# SOURCE RECORDS start
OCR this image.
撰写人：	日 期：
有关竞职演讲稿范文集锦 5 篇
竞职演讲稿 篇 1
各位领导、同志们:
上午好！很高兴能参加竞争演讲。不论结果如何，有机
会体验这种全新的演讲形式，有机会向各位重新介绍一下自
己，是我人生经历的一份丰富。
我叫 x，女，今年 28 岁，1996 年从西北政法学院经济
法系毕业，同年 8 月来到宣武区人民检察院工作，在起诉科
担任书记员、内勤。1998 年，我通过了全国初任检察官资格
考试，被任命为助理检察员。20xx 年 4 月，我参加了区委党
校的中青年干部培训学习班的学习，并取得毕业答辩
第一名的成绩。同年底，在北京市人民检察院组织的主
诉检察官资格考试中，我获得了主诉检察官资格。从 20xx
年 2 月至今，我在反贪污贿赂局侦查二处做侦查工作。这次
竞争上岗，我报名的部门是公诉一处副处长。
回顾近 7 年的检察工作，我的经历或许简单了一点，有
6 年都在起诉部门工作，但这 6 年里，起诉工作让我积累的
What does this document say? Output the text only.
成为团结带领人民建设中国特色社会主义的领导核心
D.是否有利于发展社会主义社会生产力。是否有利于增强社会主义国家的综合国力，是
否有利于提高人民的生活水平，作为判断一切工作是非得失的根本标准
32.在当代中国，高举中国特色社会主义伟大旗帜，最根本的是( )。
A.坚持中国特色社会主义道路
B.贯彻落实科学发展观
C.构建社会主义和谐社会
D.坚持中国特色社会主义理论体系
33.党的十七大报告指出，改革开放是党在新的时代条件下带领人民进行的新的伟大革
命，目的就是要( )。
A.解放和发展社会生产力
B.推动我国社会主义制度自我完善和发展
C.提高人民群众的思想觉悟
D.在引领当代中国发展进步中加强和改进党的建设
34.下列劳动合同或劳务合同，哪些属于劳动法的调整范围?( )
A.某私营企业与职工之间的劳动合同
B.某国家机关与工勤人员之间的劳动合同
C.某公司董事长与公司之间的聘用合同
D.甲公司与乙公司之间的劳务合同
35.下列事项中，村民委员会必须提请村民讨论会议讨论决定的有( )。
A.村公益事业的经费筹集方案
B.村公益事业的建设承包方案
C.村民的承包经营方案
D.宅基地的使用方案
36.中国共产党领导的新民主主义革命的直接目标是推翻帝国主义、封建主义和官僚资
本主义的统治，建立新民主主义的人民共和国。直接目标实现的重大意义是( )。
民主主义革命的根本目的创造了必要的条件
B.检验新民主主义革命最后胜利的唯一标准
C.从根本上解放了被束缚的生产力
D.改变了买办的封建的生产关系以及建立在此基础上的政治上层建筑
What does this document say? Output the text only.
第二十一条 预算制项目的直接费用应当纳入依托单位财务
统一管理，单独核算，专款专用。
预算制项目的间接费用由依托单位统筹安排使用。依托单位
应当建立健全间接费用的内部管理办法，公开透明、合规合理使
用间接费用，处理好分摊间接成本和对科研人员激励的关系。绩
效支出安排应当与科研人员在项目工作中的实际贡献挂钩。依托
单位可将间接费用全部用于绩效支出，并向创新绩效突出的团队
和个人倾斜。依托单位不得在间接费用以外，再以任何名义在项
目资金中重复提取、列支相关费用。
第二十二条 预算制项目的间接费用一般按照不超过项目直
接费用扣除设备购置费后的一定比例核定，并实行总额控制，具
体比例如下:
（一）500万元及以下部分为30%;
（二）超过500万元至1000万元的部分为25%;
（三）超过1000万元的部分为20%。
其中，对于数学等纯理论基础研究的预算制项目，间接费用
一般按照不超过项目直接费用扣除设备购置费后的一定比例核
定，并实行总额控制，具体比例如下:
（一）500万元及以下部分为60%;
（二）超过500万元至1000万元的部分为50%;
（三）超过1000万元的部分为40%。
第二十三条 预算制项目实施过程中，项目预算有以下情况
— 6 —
# SOURCE RECORDS end
**EXERCISE OBJECTIVE**
In the listing above, find each line with the word "并实行总额控制" and copy it.

**ANSWER TO THIS PROBLEM**
接费用扣除设备购置费后的一定比例核定，并实行总额控制，具
定，并实行总额控制，具体比例如下:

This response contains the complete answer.